(Figure data in JSON)
*****
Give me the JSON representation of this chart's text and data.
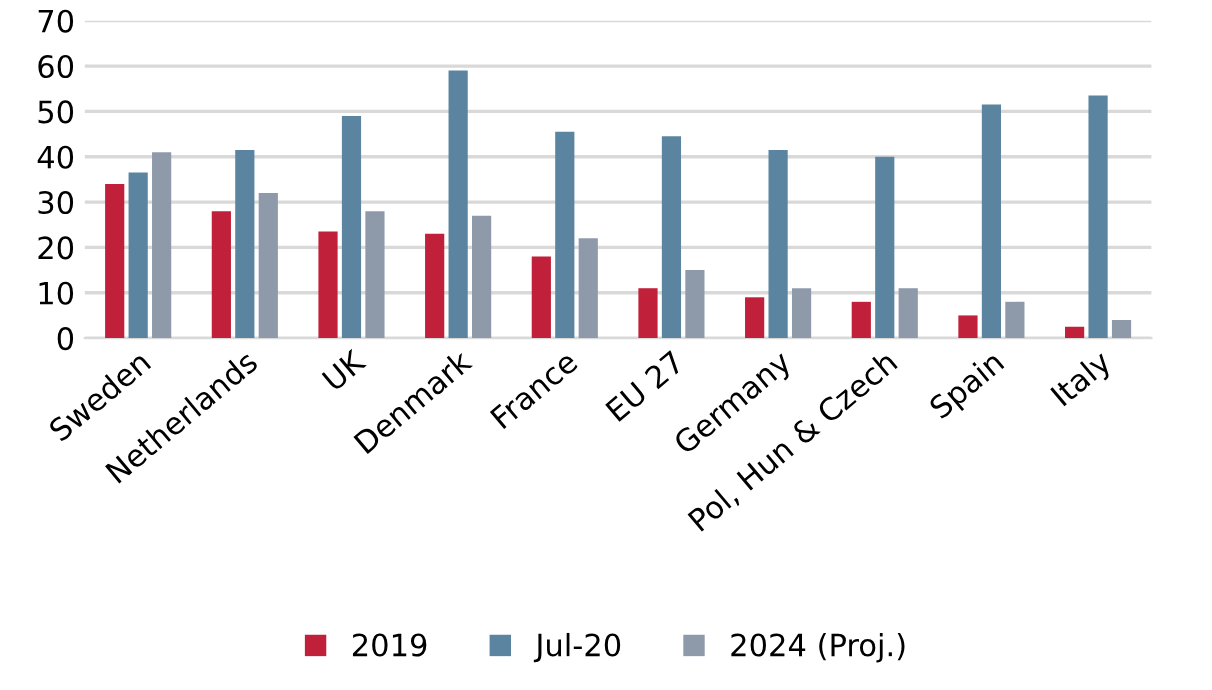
{
  "chart_data": {
    "type": "bar",
    "categories": [
      "Sweden",
      "Netherlands",
      "UK",
      "Denmark",
      "France",
      "EU 27",
      "Germany",
      "Pol, Hun & Czech",
      "Spain",
      "Italy"
    ],
    "series": [
      {
        "name": "2019",
        "color": "#c0203a",
        "values": [
          34,
          28,
          23.5,
          23,
          18,
          11,
          9,
          8,
          5,
          2.5
        ]
      },
      {
        "name": "Jul-20",
        "color": "#5b84a0",
        "values": [
          36.5,
          41.5,
          49,
          59,
          45.5,
          44.5,
          41.5,
          40,
          51.5,
          53.5
        ]
      },
      {
        "name": "2024 (Proj.)",
        "color": "#8e9aaa",
        "values": [
          41,
          32,
          28,
          27,
          22,
          15,
          11,
          11,
          8,
          4
        ]
      }
    ],
    "ylim": [
      0,
      70
    ],
    "yticks": [
      0,
      10,
      20,
      30,
      40,
      50,
      60,
      70
    ],
    "grid": "y",
    "legend": "bottom"
  }
}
*****
- What is required
Without including any picture, retype the entries exactly.

- Complete output
Give me the JSON representation of this chart's text and data.
{
  "chart_data": {
    "type": "bar",
    "categories": [
      "Sweden",
      "Netherlands",
      "UK",
      "Denmark",
      "France",
      "EU 27",
      "Germany",
      "Pol, Hun & Czech",
      "Spain",
      "Italy"
    ],
    "series": [
      {
        "name": "2019",
        "color": "#c0203a",
        "values": [
          34,
          28,
          23.5,
          23,
          18,
          11,
          9,
          8,
          5,
          2.5
        ]
      },
      {
        "name": "Jul-20",
        "color": "#5b84a0",
        "values": [
          36.5,
          41.5,
          49,
          59,
          45.5,
          44.5,
          41.5,
          40,
          51.5,
          53.5
        ]
      },
      {
        "name": "2024 (Proj.)",
        "color": "#8e9aaa",
        "values": [
          41,
          32,
          28,
          27,
          22,
          15,
          11,
          11,
          8,
          4
        ]
      }
    ],
    "ylim": [
      0,
      70
    ],
    "yticks": [
      0,
      10,
      20,
      30,
      40,
      50,
      60,
      70
    ],
    "grid": "y",
    "legend": "bottom"
  }
}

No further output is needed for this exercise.